▸ **Exercise requirements**
Pictures are not part of the copy; repeat everything else in the records exactly.
──────
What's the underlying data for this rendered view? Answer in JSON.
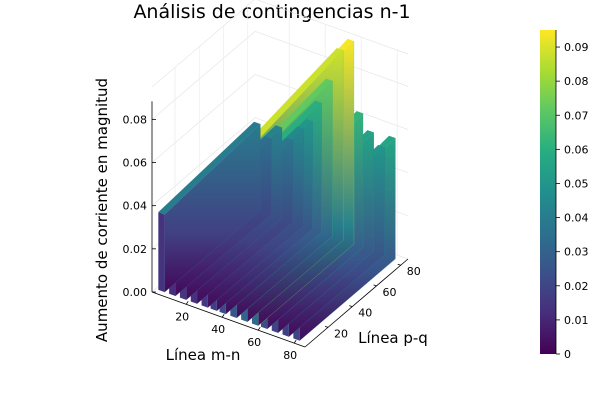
{
  "chart_data": {
    "type": "surface",
    "title": "Análisis de contingencias n-1",
    "xlabel": "Línea m-n",
    "ylabel": "Línea p-q",
    "zlabel": "Aumento de corriente en magnitud",
    "colormap": "viridis",
    "xlim": [
      1,
      86
    ],
    "ylim": [
      1,
      86
    ],
    "zlim": [
      0,
      0.095
    ],
    "x_ticks": [
      "20",
      "40",
      "60",
      "80"
    ],
    "y_ticks": [
      "20",
      "40",
      "60",
      "80"
    ],
    "z_ticks": [
      "0.00",
      "0.02",
      "0.04",
      "0.06",
      "0.08"
    ],
    "colorbar": {
      "range": [
        0,
        0.095
      ],
      "ticks": [
        "0",
        "0.01",
        "0.02",
        "0.03",
        "0.04",
        "0.05",
        "0.06",
        "0.07",
        "0.08",
        "0.09"
      ]
    },
    "ridges": [
      {
        "x": 6,
        "peak": 0.04
      },
      {
        "x": 12,
        "peak": 0.035
      },
      {
        "x": 18,
        "peak": 0.042
      },
      {
        "x": 24,
        "peak": 0.038
      },
      {
        "x": 30,
        "peak": 0.045
      },
      {
        "x": 35,
        "peak": 0.05
      },
      {
        "x": 40,
        "peak": 0.06
      },
      {
        "x": 46,
        "peak": 0.072
      },
      {
        "x": 52,
        "peak": 0.088
      },
      {
        "x": 58,
        "peak": 0.094
      },
      {
        "x": 63,
        "peak": 0.062
      },
      {
        "x": 69,
        "peak": 0.055
      },
      {
        "x": 75,
        "peak": 0.05
      },
      {
        "x": 81,
        "peak": 0.056
      }
    ]
  }
}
──────
▸ **Complete answer**
What's the underlying data for this rendered view? Answer in JSON.
{
  "chart_data": {
    "type": "surface",
    "title": "Análisis de contingencias n-1",
    "xlabel": "Línea m-n",
    "ylabel": "Línea p-q",
    "zlabel": "Aumento de corriente en magnitud",
    "colormap": "viridis",
    "xlim": [
      1,
      86
    ],
    "ylim": [
      1,
      86
    ],
    "zlim": [
      0,
      0.095
    ],
    "x_ticks": [
      "20",
      "40",
      "60",
      "80"
    ],
    "y_ticks": [
      "20",
      "40",
      "60",
      "80"
    ],
    "z_ticks": [
      "0.00",
      "0.02",
      "0.04",
      "0.06",
      "0.08"
    ],
    "colorbar": {
      "range": [
        0,
        0.095
      ],
      "ticks": [
        "0",
        "0.01",
        "0.02",
        "0.03",
        "0.04",
        "0.05",
        "0.06",
        "0.07",
        "0.08",
        "0.09"
      ]
    },
    "ridges": [
      {
        "x": 6,
        "peak": 0.04
      },
      {
        "x": 12,
        "peak": 0.035
      },
      {
        "x": 18,
        "peak": 0.042
      },
      {
        "x": 24,
        "peak": 0.038
      },
      {
        "x": 30,
        "peak": 0.045
      },
      {
        "x": 35,
        "peak": 0.05
      },
      {
        "x": 40,
        "peak": 0.06
      },
      {
        "x": 46,
        "peak": 0.072
      },
      {
        "x": 52,
        "peak": 0.088
      },
      {
        "x": 58,
        "peak": 0.094
      },
      {
        "x": 63,
        "peak": 0.062
      },
      {
        "x": 69,
        "peak": 0.055
      },
      {
        "x": 75,
        "peak": 0.05
      },
      {
        "x": 81,
        "peak": 0.056
      }
    ]
  }
}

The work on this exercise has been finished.